Do this:
Tally the lines that contain the string "JSON" and give the number by itself.

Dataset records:
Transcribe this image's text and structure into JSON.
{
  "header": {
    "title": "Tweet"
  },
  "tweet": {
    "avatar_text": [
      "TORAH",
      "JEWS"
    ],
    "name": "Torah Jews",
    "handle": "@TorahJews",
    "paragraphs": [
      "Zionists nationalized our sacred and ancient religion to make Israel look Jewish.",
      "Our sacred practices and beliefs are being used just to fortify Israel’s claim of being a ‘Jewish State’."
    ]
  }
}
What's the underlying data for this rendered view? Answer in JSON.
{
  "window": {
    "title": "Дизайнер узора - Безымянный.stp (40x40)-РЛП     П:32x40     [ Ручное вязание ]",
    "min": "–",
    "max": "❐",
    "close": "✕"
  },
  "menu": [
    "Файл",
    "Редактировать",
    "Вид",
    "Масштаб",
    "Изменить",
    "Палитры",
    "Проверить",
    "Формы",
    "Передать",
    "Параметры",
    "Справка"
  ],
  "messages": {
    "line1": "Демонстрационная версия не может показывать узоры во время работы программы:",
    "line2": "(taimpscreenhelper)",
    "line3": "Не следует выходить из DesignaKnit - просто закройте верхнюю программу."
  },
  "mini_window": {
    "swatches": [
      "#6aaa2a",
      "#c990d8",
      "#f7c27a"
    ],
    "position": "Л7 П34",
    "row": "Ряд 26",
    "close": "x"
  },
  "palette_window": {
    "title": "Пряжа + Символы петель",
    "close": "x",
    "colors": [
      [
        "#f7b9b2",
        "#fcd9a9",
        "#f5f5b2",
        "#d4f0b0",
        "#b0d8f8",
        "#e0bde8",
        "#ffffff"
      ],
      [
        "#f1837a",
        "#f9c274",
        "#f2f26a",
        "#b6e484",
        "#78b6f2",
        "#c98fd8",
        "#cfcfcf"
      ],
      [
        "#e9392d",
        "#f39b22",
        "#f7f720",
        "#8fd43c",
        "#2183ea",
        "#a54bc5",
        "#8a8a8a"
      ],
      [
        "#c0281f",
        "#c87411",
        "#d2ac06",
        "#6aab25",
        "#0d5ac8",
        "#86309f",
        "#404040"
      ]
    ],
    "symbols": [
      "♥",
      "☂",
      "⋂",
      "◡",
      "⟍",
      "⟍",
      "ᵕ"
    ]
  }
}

Answer for this exercise:
2